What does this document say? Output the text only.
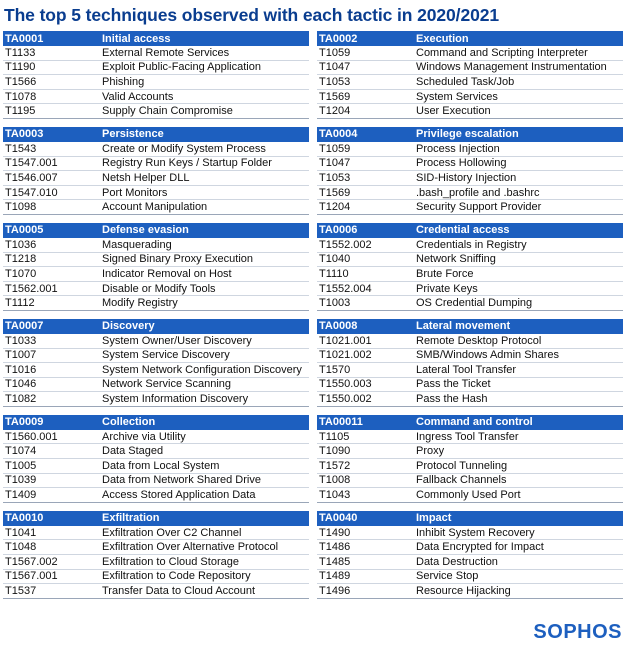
The top 5 techniques observed with each tactic in 2020/2021
TA0001	Initial access
T1133	External Remote Services
T1190	Exploit Public-Facing Application
T1566	Phishing
T1078	Valid Accounts
T1195	Supply Chain Compromise
TA0002	Execution
T1059	Command and Scripting Interpreter
T1047	Windows Management Instrumentation
T1053	Scheduled Task/Job
T1569	System Services
T1204	User Execution
TA0003	Persistence
T1543	Create or Modify System Process
T1547.001	Registry Run Keys / Startup Folder
T1546.007	Netsh Helper DLL
T1547.010	Port Monitors
T1098	Account Manipulation
TA0004	Privilege escalation
T1059	Process Injection
T1047	Process Hollowing
T1053	SID-History Injection
T1569	.bash_profile and .bashrc
T1204	Security Support Provider
TA0005	Defense evasion
T1036	Masquerading
T1218	Signed Binary Proxy Execution
T1070	Indicator Removal on Host
T1562.001	Disable or Modify Tools
T1112	Modify Registry
TA0006	Credential access
T1552.002	Credentials in Registry
T1040	Network Sniffing
T1110	Brute Force
T1552.004	Private Keys
T1003	OS Credential Dumping
TA0007	Discovery
T1033	System Owner/User Discovery
T1007	System Service Discovery
T1016	System Network Configuration Discovery
T1046	Network Service Scanning
T1082	System Information Discovery
TA0008	Lateral movement
T1021.001	Remote Desktop Protocol
T1021.002	SMB/Windows Admin Shares
T1570	Lateral Tool Transfer
T1550.003	Pass the Ticket
T1550.002	Pass the Hash
TA0009	Collection
T1560.001	Archive via Utility
T1074	Data Staged
T1005	Data from Local System
T1039	Data from Network Shared Drive
T1409	Access Stored Application Data
TA00011	Command and control
T1105	Ingress Tool Transfer
T1090	Proxy
T1572	Protocol Tunneling
T1008	Fallback Channels
T1043	Commonly Used Port
TA0010	Exfiltration
T1041	Exfiltration Over C2 Channel
T1048	Exfiltration Over Alternative Protocol
T1567.002	Exfiltration to Cloud Storage
T1567.001	Exfiltration to Code Repository
T1537	Transfer Data to Cloud Account
TA0040	Impact
T1490	Inhibit System Recovery
T1486	Data Encrypted for Impact
T1485	Data Destruction
T1489	Service Stop
T1496	Resource Hijacking
SOPHOS
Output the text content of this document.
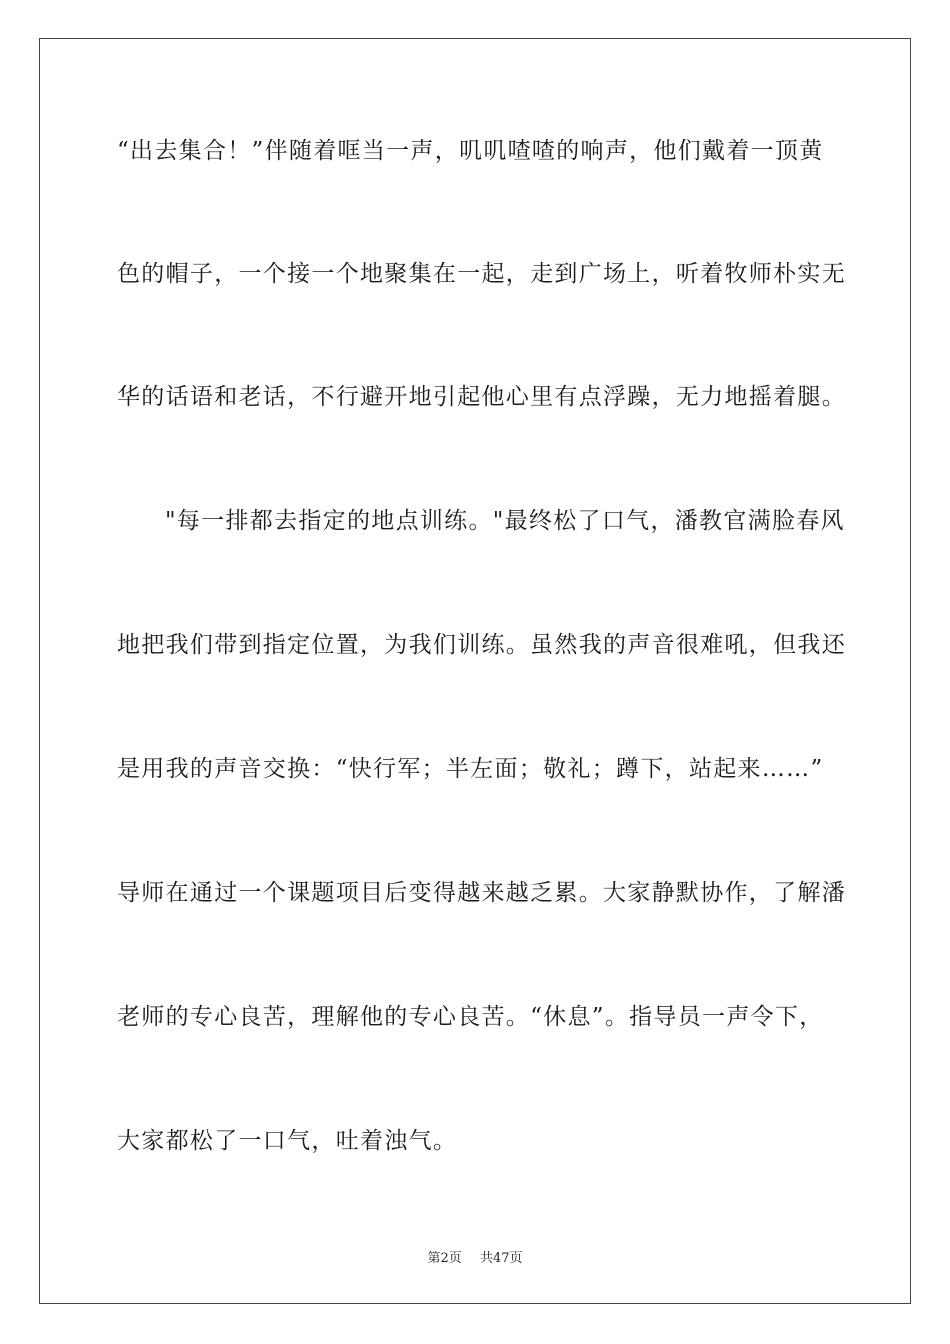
“出去集合！”伴随着哐当一声，叽叽喳喳的响声，他们戴着一顶黄
色的帽子，一个接一个地聚集在一起，走到广场上，听着牧师朴实无
华的话语和老话，不行避开地引起他心里有点浮躁，无力地摇着腿。
"每一排都去指定的地点训练。"最终松了口气，潘教官满脸春风
地把我们带到指定位置，为我们训练。虽然我的声音很难吼，但我还
是用我的声音交换：“快行军；半左面；敬礼；蹲下，站起来……”
导师在通过一个课题项目后变得越来越乏累。大家静默协作，了解潘
老师的专心良苦，理解他的专心良苦。“休息”。指导员一声令下，
大家都松了一口气，吐着浊气。
第2页 共47页
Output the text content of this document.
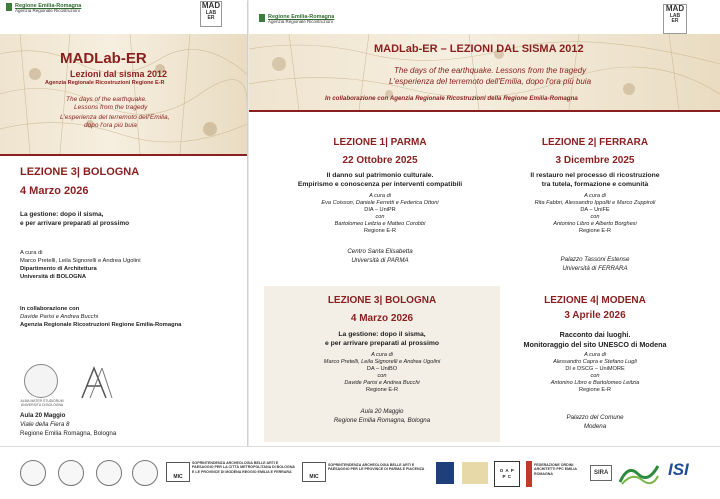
Regione Emilia-Romagna
Agenzia Regionale Ricostruzioni
MAD
LAB
ER
MADLab-ER
Lezioni dal sisma 2012
Agenzia Regionale Ricostruzioni Regione E-R
The days of the earthquake.
Lessons from the tragedy
L'esperienza del terremoto dell'Emilia,
dopo l'ora più buia
LEZIONE 3| BOLOGNA
4 Marzo 2026
La gestione: dopo il sisma,
e per arrivare preparati al prossimo
A cura di
Marco Pretelli, Leila Signorelli e Andrea Ugolini
Dipartimento di Architettura
Università di BOLOGNA
In collaborazione con
Davide Parisi e Andrea Bucchi
Agenzia Regionale Ricostruzioni Regione Emilia-Romagna
ALMA MATER STUDIORUM UNIVERSITÀ DI BOLOGNA
Aula 20 Maggio
Viale della Fiera 8
Regione Emilia Romagna, Bologna
Regione Emilia-Romagna
Agenzia Regionale Ricostruzioni
MAD
LAB
ER
MADLab-ER – LEZIONI DAL SISMA 2012
The days of the earthquake. Lessons from the tragedy
L'esperienza del terremoto dell'Emilia, dopo l'ora più buia
In collaborazione con Agenzia Regionale Ricostruzioni della Regione Emilia-Romagna
LEZIONE 1| PARMA
22 Ottobre 2025
Il danno sul patrimonio culturale.
Empirismo e conoscenza per interventi compatibili
A cura di
Eva Coisson, Daniele Ferretti e Federica Ottoni
DIA – UniPR
con
Bartolomeo Leitzia e Matteo Corobbi
Regione E-R
Centro Santa Elisabetta
Università di PARMA
LEZIONE 2| FERRARA
3 Dicembre 2025
Il restauro nel processo di ricostruzione
tra tutela, formazione e comunità
A cura di
Rita Fabbri, Alessandro Ippoliti e Marco Zuppiroli
DA – UniFE
con
Antonino Libro e Alberto Borghesi
Regione E-R
Palazzo Tassoni Estense
Università di FERRARA
LEZIONE 3| BOLOGNA
4 Marzo 2026
La gestione: dopo il sisma,
e per arrivare preparati al prossimo
A cura di
Marco Pretelli, Leila Signorelli e Andrea Ugolini
DA – UniBO
con
Davide Parisi e Andrea Bucchi
Regione E-R
Aula 20 Maggio
Regione Emilia Romagna, Bologna
LEZIONE 4| MODENA
3 Aprile 2026
Racconto dai luoghi.
Monitoraggio del sito UNESCO di Modena
A cura di
Alessandro Capra e Stefano Lugli
DI e DSCG – UniMORE
con
Antonino Libro e Bartolomeo Leitzia
Regione E-R
Palazzo del Comune
Modena
MIC
SOPRINTENDENZA ARCHEOLOGIA BELLE ARTI E PAESAGGIO PER LA CITTÀ METROPOLITANA DI BOLOGNA E LE PROVINCE DI MODENA REGGIO EMILIA E FERRARA
MIC
SOPRINTENDENZA ARCHEOLOGIA BELLE ARTI E PAESAGGIO PER LE PROVINCE DI PARMA E PIACENZA	O A P P C
FEDERAZIONE ORDINI ARCHITETTI PPC EMILIA ROMAGNA	SIRA	ISI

Task instructions | Find how many lines in the records contain the string "MADLab", then give the number alone.

Finished answer | 2